[Data tied to figure images]

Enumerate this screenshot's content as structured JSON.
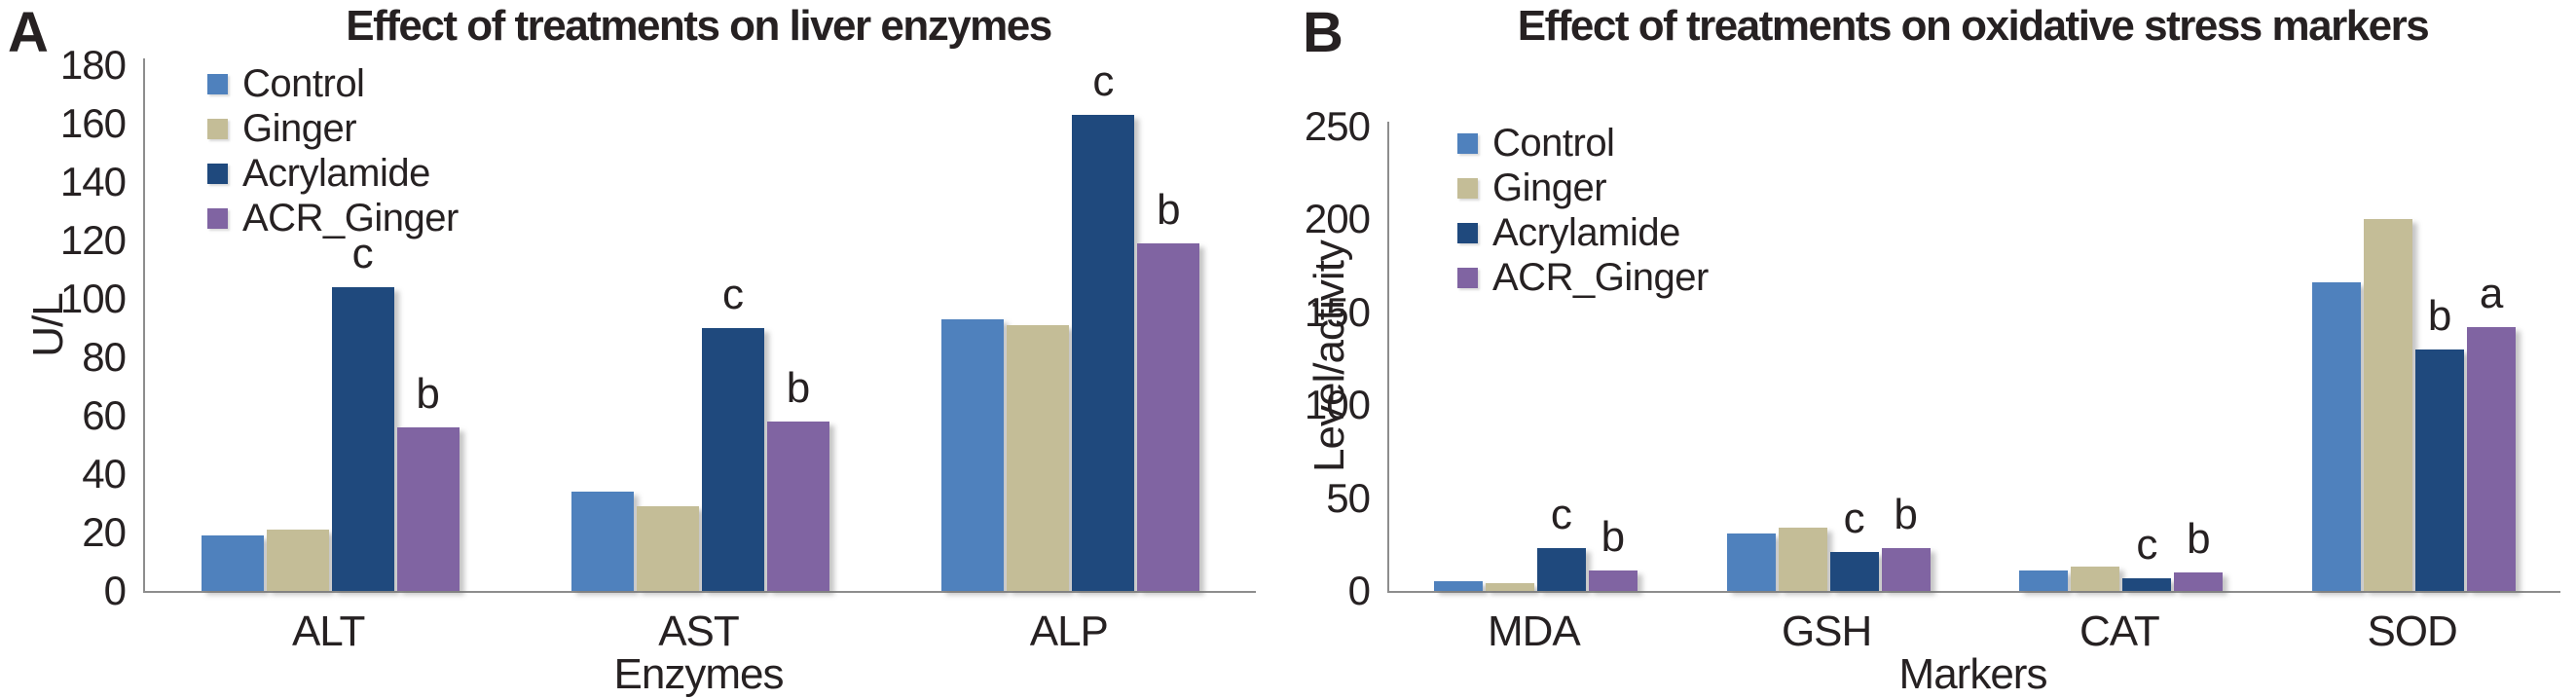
{
  "colors": {
    "axis": "#8D8D8D",
    "text": "#262122",
    "control": "#4F81BD",
    "ginger": "#C4BD97",
    "acrylamide": "#1F497D",
    "acr_ginger": "#8064A2"
  },
  "chart_data": [
    {
      "panel": "A",
      "type": "bar",
      "title": "Effect of treatments on liver enzymes",
      "xlabel": "Enzymes",
      "ylabel": "U/L",
      "ylim": [
        0,
        180
      ],
      "yticks": [
        0,
        20,
        40,
        60,
        80,
        100,
        120,
        140,
        160,
        180
      ],
      "grid": false,
      "legend_position": "upper-left-inside",
      "categories": [
        "ALT",
        "AST",
        "ALP"
      ],
      "series": [
        {
          "name": "Control",
          "color": "#4F81BD",
          "values": [
            19,
            34,
            93
          ]
        },
        {
          "name": "Ginger",
          "color": "#C4BD97",
          "values": [
            21,
            29,
            91
          ]
        },
        {
          "name": "Acrylamide",
          "color": "#1F497D",
          "values": [
            104,
            90,
            163
          ]
        },
        {
          "name": "ACR_Ginger",
          "color": "#8064A2",
          "values": [
            56,
            58,
            119
          ]
        }
      ],
      "bar_labels": [
        [
          "",
          "",
          ""
        ],
        [
          "",
          "",
          ""
        ],
        [
          "c",
          "c",
          "c"
        ],
        [
          "b",
          "b",
          "b"
        ]
      ]
    },
    {
      "panel": "B",
      "type": "bar",
      "title": "Effect of treatments on oxidative stress markers",
      "xlabel": "Markers",
      "ylabel": "Level/activity",
      "ylim": [
        0,
        250
      ],
      "yticks": [
        0,
        50,
        100,
        150,
        200,
        250
      ],
      "grid": false,
      "legend_position": "upper-left-inside",
      "categories": [
        "MDA",
        "GSH",
        "CAT",
        "SOD"
      ],
      "series": [
        {
          "name": "Control",
          "color": "#4F81BD",
          "values": [
            5,
            31,
            11,
            166
          ]
        },
        {
          "name": "Ginger",
          "color": "#C4BD97",
          "values": [
            4,
            34,
            13,
            200
          ]
        },
        {
          "name": "Acrylamide",
          "color": "#1F497D",
          "values": [
            23,
            21,
            7,
            130
          ]
        },
        {
          "name": "ACR_Ginger",
          "color": "#8064A2",
          "values": [
            11,
            23,
            10,
            142
          ]
        }
      ],
      "bar_labels": [
        [
          "",
          "",
          "",
          ""
        ],
        [
          "",
          "",
          "",
          ""
        ],
        [
          "c",
          "c",
          "c",
          "b"
        ],
        [
          "b",
          "b",
          "b",
          "a"
        ]
      ]
    }
  ]
}
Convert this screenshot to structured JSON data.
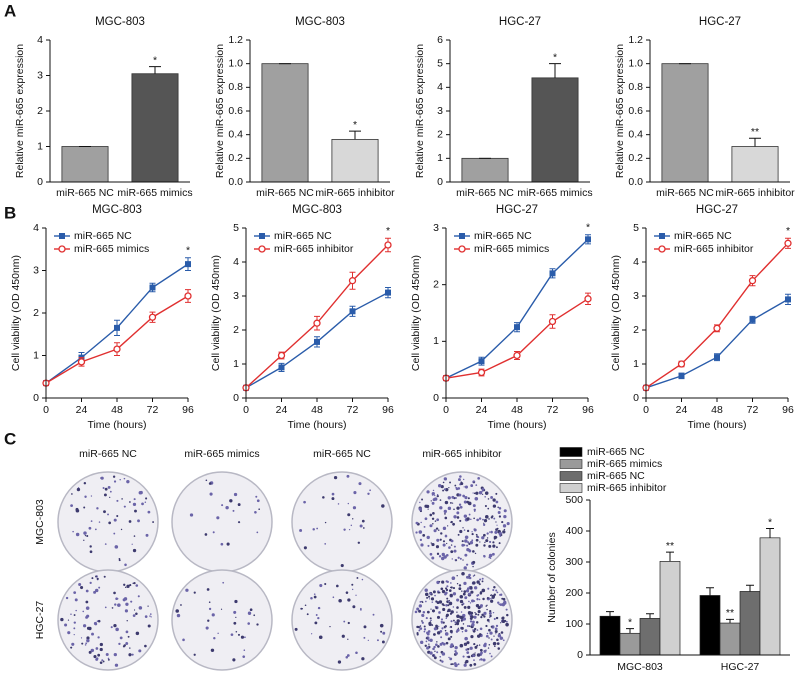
{
  "panel_labels": [
    "A",
    "B",
    "C"
  ],
  "colony_assay": {
    "columns": [
      "miR-665 NC",
      "miR-665 mimics",
      "miR-665 NC",
      "miR-665 inhibitor"
    ],
    "rows": [
      "MGC-803",
      "HGC-27"
    ]
  },
  "chart_data": [
    {
      "type": "bar",
      "title": "MGC-803",
      "y_label": "Relative miR-665 expression",
      "categories": [
        "miR-665 NC",
        "miR-665 mimics"
      ],
      "values": [
        1,
        3.05
      ],
      "errors": [
        0,
        0.2
      ],
      "colors": [
        "#a0a0a0",
        "#555555"
      ],
      "annotations": [
        null,
        "*"
      ],
      "ylim": [
        0,
        4
      ],
      "yticks": [
        0,
        1,
        2,
        3,
        4
      ]
    },
    {
      "type": "bar",
      "title": "MGC-803",
      "y_label": "Relative miR-665 expression",
      "categories": [
        "miR-665 NC",
        "miR-665 inhibitor"
      ],
      "values": [
        1,
        0.36
      ],
      "errors": [
        0,
        0.07
      ],
      "colors": [
        "#a0a0a0",
        "#d8d8d8"
      ],
      "annotations": [
        null,
        "*"
      ],
      "ylim": [
        0,
        1.2
      ],
      "yticks": [
        {
          "value": 0,
          "label": "0.0"
        },
        0.2,
        0.4,
        0.6,
        0.8,
        {
          "value": 1,
          "label": "1.0"
        },
        1.2
      ]
    },
    {
      "type": "bar",
      "title": "HGC-27",
      "y_label": "Relative miR-665 expression",
      "categories": [
        "miR-665 NC",
        "miR-665 mimics"
      ],
      "values": [
        1,
        4.4
      ],
      "errors": [
        0,
        0.6
      ],
      "colors": [
        "#a0a0a0",
        "#555555"
      ],
      "annotations": [
        null,
        "*"
      ],
      "ylim": [
        0,
        6
      ],
      "yticks": [
        0,
        1,
        2,
        3,
        4,
        5,
        6
      ]
    },
    {
      "type": "bar",
      "title": "HGC-27",
      "y_label": "Relative miR-665 expression",
      "categories": [
        "miR-665 NC",
        "miR-665 inhibitor"
      ],
      "values": [
        1,
        0.3
      ],
      "errors": [
        0,
        0.07
      ],
      "colors": [
        "#a0a0a0",
        "#d8d8d8"
      ],
      "annotations": [
        null,
        "**"
      ],
      "ylim": [
        0,
        1.2
      ],
      "yticks": [
        {
          "value": 0,
          "label": "0.0"
        },
        0.2,
        0.4,
        0.6,
        0.8,
        {
          "value": 1,
          "label": "1.0"
        },
        1.2
      ]
    },
    {
      "type": "line",
      "title": "MGC-803",
      "x_label": "Time (hours)",
      "y_label": "Cell viability (OD 450nm)",
      "x": [
        0,
        24,
        48,
        72,
        96
      ],
      "xlim": [
        0,
        96
      ],
      "xticks": [
        0,
        24,
        48,
        72,
        96
      ],
      "ylim": [
        0,
        4
      ],
      "yticks": [
        0,
        1,
        2,
        3,
        4
      ],
      "annotation": "*",
      "series": [
        {
          "name": "miR-665 NC",
          "color": "#2a5caa",
          "marker": "square",
          "values": [
            0.35,
            0.95,
            1.65,
            2.6,
            3.15
          ],
          "errors": [
            0.05,
            0.12,
            0.18,
            0.1,
            0.15
          ]
        },
        {
          "name": "miR-665 mimics",
          "color": "#e03030",
          "marker": "circle",
          "values": [
            0.35,
            0.85,
            1.15,
            1.9,
            2.4
          ],
          "errors": [
            0.05,
            0.1,
            0.15,
            0.12,
            0.15
          ]
        }
      ]
    },
    {
      "type": "line",
      "title": "MGC-803",
      "x_label": "Time (hours)",
      "y_label": "Cell viability (OD 450nm)",
      "x": [
        0,
        24,
        48,
        72,
        96
      ],
      "xlim": [
        0,
        96
      ],
      "xticks": [
        0,
        24,
        48,
        72,
        96
      ],
      "ylim": [
        0,
        5
      ],
      "yticks": [
        0,
        1,
        2,
        3,
        4,
        5
      ],
      "annotation": "*",
      "series": [
        {
          "name": "miR-665 NC",
          "color": "#2a5caa",
          "marker": "square",
          "values": [
            0.3,
            0.9,
            1.65,
            2.55,
            3.1
          ],
          "errors": [
            0.05,
            0.12,
            0.15,
            0.15,
            0.15
          ]
        },
        {
          "name": "miR-665 inhibitor",
          "color": "#e03030",
          "marker": "circle",
          "values": [
            0.3,
            1.25,
            2.2,
            3.45,
            4.5
          ],
          "errors": [
            0.05,
            0.1,
            0.2,
            0.25,
            0.2
          ]
        }
      ]
    },
    {
      "type": "line",
      "title": "HGC-27",
      "x_label": "Time (hours)",
      "y_label": "Cell viability (OD 450nm)",
      "x": [
        0,
        24,
        48,
        72,
        96
      ],
      "xlim": [
        0,
        96
      ],
      "xticks": [
        0,
        24,
        48,
        72,
        96
      ],
      "ylim": [
        0,
        3
      ],
      "yticks": [
        0,
        1,
        2,
        3
      ],
      "annotation": "*",
      "series": [
        {
          "name": "miR-665 NC",
          "color": "#2a5caa",
          "marker": "square",
          "values": [
            0.35,
            0.65,
            1.25,
            2.2,
            2.8
          ],
          "errors": [
            0.04,
            0.07,
            0.08,
            0.08,
            0.08
          ]
        },
        {
          "name": "miR-665 mimics",
          "color": "#e03030",
          "marker": "circle",
          "values": [
            0.35,
            0.45,
            0.75,
            1.35,
            1.75
          ],
          "errors": [
            0.04,
            0.06,
            0.07,
            0.12,
            0.1
          ]
        }
      ]
    },
    {
      "type": "line",
      "title": "HGC-27",
      "x_label": "Time (hours)",
      "y_label": "Cell viability (OD 450nm)",
      "x": [
        0,
        24,
        48,
        72,
        96
      ],
      "xlim": [
        0,
        96
      ],
      "xticks": [
        0,
        24,
        48,
        72,
        96
      ],
      "ylim": [
        0,
        5
      ],
      "yticks": [
        0,
        1,
        2,
        3,
        4,
        5
      ],
      "annotation": "*",
      "series": [
        {
          "name": "miR-665 NC",
          "color": "#2a5caa",
          "marker": "square",
          "values": [
            0.3,
            0.65,
            1.2,
            2.3,
            2.9
          ],
          "errors": [
            0.04,
            0.08,
            0.1,
            0.1,
            0.15
          ]
        },
        {
          "name": "miR-665 inhibitor",
          "color": "#e03030",
          "marker": "circle",
          "values": [
            0.3,
            1.0,
            2.05,
            3.45,
            4.55
          ],
          "errors": [
            0.04,
            0.08,
            0.1,
            0.15,
            0.15
          ]
        }
      ]
    },
    {
      "type": "grouped_bar",
      "y_label": "Number of colonies",
      "categories": [
        "MGC-803",
        "HGC-27"
      ],
      "ylim": [
        0,
        500
      ],
      "yticks": [
        0,
        100,
        200,
        300,
        400,
        500
      ],
      "series": [
        {
          "name": "miR-665 NC",
          "color": "#000000",
          "values": [
            125,
            192
          ],
          "errors": [
            15,
            25
          ],
          "annotations": [
            null,
            null
          ]
        },
        {
          "name": "miR-665 mimics",
          "color": "#9a9a9a",
          "values": [
            70,
            103
          ],
          "errors": [
            15,
            12
          ],
          "annotations": [
            "*",
            "**"
          ]
        },
        {
          "name": "miR-665 NC",
          "color": "#6e6e6e",
          "values": [
            118,
            205
          ],
          "errors": [
            15,
            20
          ],
          "annotations": [
            null,
            null
          ]
        },
        {
          "name": "miR-665 inhibitor",
          "color": "#d0d0d0",
          "values": [
            302,
            378
          ],
          "errors": [
            30,
            30
          ],
          "annotations": [
            "**",
            "*"
          ]
        }
      ]
    }
  ]
}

PROBLEM REQUIREMENTS – Which lines of the records above hold the word "JSON"? Copy each of them.

YOUR SOLUTION –
Enumerate this screenshot's content as structured JSON.
Convert this screenshot to structured JSON data.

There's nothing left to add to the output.